# TASK OBJECTIVE
Write each record again exactly as it stands.

Records
○ ○ ○

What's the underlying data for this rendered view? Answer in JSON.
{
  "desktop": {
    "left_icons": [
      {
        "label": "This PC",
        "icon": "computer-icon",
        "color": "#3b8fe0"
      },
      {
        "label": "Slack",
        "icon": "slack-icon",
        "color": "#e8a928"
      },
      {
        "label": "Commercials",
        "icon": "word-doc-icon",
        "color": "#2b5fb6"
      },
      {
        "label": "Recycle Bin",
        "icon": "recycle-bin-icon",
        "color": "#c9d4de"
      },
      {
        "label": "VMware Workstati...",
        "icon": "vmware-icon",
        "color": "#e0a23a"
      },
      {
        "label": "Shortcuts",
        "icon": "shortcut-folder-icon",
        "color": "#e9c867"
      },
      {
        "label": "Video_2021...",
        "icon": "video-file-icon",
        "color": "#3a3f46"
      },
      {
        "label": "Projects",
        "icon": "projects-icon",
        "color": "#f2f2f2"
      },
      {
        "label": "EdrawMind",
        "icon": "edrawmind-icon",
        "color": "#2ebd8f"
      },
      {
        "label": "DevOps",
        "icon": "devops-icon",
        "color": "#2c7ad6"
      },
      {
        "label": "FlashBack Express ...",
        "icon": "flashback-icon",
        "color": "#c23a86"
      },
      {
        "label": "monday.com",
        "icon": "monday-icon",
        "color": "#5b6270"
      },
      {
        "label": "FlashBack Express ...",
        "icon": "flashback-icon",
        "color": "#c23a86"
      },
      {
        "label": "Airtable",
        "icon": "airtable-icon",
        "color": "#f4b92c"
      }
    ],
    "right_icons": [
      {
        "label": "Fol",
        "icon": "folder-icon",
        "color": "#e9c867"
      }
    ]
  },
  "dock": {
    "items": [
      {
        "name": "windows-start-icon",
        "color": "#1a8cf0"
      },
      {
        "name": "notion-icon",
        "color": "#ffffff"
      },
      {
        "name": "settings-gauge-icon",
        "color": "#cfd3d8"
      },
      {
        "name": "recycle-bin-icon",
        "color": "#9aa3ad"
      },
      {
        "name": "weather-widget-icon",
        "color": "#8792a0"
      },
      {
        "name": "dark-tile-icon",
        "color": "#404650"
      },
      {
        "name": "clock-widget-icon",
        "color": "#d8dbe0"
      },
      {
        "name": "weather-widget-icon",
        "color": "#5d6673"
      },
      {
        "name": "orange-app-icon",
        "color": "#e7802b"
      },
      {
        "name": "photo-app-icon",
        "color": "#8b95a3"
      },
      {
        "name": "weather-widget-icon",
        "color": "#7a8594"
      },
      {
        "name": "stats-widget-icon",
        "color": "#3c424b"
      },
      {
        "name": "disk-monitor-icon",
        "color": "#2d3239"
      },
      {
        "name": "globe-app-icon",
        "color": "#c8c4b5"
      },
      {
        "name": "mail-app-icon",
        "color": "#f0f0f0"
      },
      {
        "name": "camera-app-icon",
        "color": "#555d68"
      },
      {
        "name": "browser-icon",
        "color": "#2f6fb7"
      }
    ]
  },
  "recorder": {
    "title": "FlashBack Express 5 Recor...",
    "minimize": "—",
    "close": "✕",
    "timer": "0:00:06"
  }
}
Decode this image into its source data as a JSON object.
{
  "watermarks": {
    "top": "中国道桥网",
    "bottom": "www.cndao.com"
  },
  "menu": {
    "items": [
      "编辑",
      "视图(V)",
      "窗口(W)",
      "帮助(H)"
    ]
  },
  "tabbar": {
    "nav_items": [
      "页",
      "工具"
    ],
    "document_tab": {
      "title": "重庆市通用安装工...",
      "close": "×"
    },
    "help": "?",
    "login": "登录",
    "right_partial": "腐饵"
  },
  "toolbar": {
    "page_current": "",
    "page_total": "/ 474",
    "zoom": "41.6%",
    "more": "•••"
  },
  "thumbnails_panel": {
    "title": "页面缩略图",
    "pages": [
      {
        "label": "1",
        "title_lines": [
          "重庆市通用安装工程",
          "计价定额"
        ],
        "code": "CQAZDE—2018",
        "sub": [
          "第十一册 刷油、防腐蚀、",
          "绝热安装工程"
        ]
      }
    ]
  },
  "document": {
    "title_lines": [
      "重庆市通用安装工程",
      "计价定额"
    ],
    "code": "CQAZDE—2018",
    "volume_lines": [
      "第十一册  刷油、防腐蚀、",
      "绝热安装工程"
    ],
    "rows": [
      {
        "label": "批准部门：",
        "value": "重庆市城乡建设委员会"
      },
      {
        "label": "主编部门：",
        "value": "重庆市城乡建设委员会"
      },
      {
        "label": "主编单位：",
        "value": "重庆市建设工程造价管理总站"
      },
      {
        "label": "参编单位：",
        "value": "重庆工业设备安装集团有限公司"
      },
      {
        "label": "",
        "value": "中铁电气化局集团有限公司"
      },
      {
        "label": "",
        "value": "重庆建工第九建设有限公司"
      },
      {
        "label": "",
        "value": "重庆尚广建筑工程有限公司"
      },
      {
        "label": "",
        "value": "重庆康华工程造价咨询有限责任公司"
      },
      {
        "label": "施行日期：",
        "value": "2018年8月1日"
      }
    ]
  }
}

○ ○ ○

# IN RESPONSE
What's the underlying data for this rendered view? Answer in JSON.
{
  "desktop": {
    "left_icons": [
      {
        "label": "This PC",
        "icon": "computer-icon",
        "color": "#3b8fe0"
      },
      {
        "label": "Slack",
        "icon": "slack-icon",
        "color": "#e8a928"
      },
      {
        "label": "Commercials",
        "icon": "word-doc-icon",
        "color": "#2b5fb6"
      },
      {
        "label": "Recycle Bin",
        "icon": "recycle-bin-icon",
        "color": "#c9d4de"
      },
      {
        "label": "VMware Workstati...",
        "icon": "vmware-icon",
        "color": "#e0a23a"
      },
      {
        "label": "Shortcuts",
        "icon": "shortcut-folder-icon",
        "color": "#e9c867"
      },
      {
        "label": "Video_2021...",
        "icon": "video-file-icon",
        "color": "#3a3f46"
      },
      {
        "label": "Projects",
        "icon": "projects-icon",
        "color": "#f2f2f2"
      },
      {
        "label": "EdrawMind",
        "icon": "edrawmind-icon",
        "color": "#2ebd8f"
      },
      {
        "label": "DevOps",
        "icon": "devops-icon",
        "color": "#2c7ad6"
      },
      {
        "label": "FlashBack Express ...",
        "icon": "flashback-icon",
        "color": "#c23a86"
      },
      {
        "label": "monday.com",
        "icon": "monday-icon",
        "color": "#5b6270"
      },
      {
        "label": "FlashBack Express ...",
        "icon": "flashback-icon",
        "color": "#c23a86"
      },
      {
        "label": "Airtable",
        "icon": "airtable-icon",
        "color": "#f4b92c"
      }
    ],
    "right_icons": [
      {
        "label": "Fol",
        "icon": "folder-icon",
        "color": "#e9c867"
      }
    ]
  },
  "dock": {
    "items": [
      {
        "name": "windows-start-icon",
        "color": "#1a8cf0"
      },
      {
        "name": "notion-icon",
        "color": "#ffffff"
      },
      {
        "name": "settings-gauge-icon",
        "color": "#cfd3d8"
      },
      {
        "name": "recycle-bin-icon",
        "color": "#9aa3ad"
      },
      {
        "name": "weather-widget-icon",
        "color": "#8792a0"
      },
      {
        "name": "dark-tile-icon",
        "color": "#404650"
      },
      {
        "name": "clock-widget-icon",
        "color": "#d8dbe0"
      },
      {
        "name": "weather-widget-icon",
        "color": "#5d6673"
      },
      {
        "name": "orange-app-icon",
        "color": "#e7802b"
      },
      {
        "name": "photo-app-icon",
        "color": "#8b95a3"
      },
      {
        "name": "weather-widget-icon",
        "color": "#7a8594"
      },
      {
        "name": "stats-widget-icon",
        "color": "#3c424b"
      },
      {
        "name": "disk-monitor-icon",
        "color": "#2d3239"
      },
      {
        "name": "globe-app-icon",
        "color": "#c8c4b5"
      },
      {
        "name": "mail-app-icon",
        "color": "#f0f0f0"
      },
      {
        "name": "camera-app-icon",
        "color": "#555d68"
      },
      {
        "name": "browser-icon",
        "color": "#2f6fb7"
      }
    ]
  },
  "recorder": {
    "title": "FlashBack Express 5 Recor...",
    "minimize": "—",
    "close": "✕",
    "timer": "0:00:06"
  }
}
Decode this image into its source data as a JSON object.
{
  "watermarks": {
    "top": "中国道桥网",
    "bottom": "www.cndao.com"
  },
  "menu": {
    "items": [
      "编辑",
      "视图(V)",
      "窗口(W)",
      "帮助(H)"
    ]
  },
  "tabbar": {
    "nav_items": [
      "页",
      "工具"
    ],
    "document_tab": {
      "title": "重庆市通用安装工...",
      "close": "×"
    },
    "help": "?",
    "login": "登录",
    "right_partial": "腐饵"
  },
  "toolbar": {
    "page_current": "",
    "page_total": "/ 474",
    "zoom": "41.6%",
    "more": "•••"
  },
  "thumbnails_panel": {
    "title": "页面缩略图",
    "pages": [
      {
        "label": "1",
        "title_lines": [
          "重庆市通用安装工程",
          "计价定额"
        ],
        "code": "CQAZDE—2018",
        "sub": [
          "第十一册 刷油、防腐蚀、",
          "绝热安装工程"
        ]
      }
    ]
  },
  "document": {
    "title_lines": [
      "重庆市通用安装工程",
      "计价定额"
    ],
    "code": "CQAZDE—2018",
    "volume_lines": [
      "第十一册  刷油、防腐蚀、",
      "绝热安装工程"
    ],
    "rows": [
      {
        "label": "批准部门：",
        "value": "重庆市城乡建设委员会"
      },
      {
        "label": "主编部门：",
        "value": "重庆市城乡建设委员会"
      },
      {
        "label": "主编单位：",
        "value": "重庆市建设工程造价管理总站"
      },
      {
        "label": "参编单位：",
        "value": "重庆工业设备安装集团有限公司"
      },
      {
        "label": "",
        "value": "中铁电气化局集团有限公司"
      },
      {
        "label": "",
        "value": "重庆建工第九建设有限公司"
      },
      {
        "label": "",
        "value": "重庆尚广建筑工程有限公司"
      },
      {
        "label": "",
        "value": "重庆康华工程造价咨询有限责任公司"
      },
      {
        "label": "施行日期：",
        "value": "2018年8月1日"
      }
    ]
  }
}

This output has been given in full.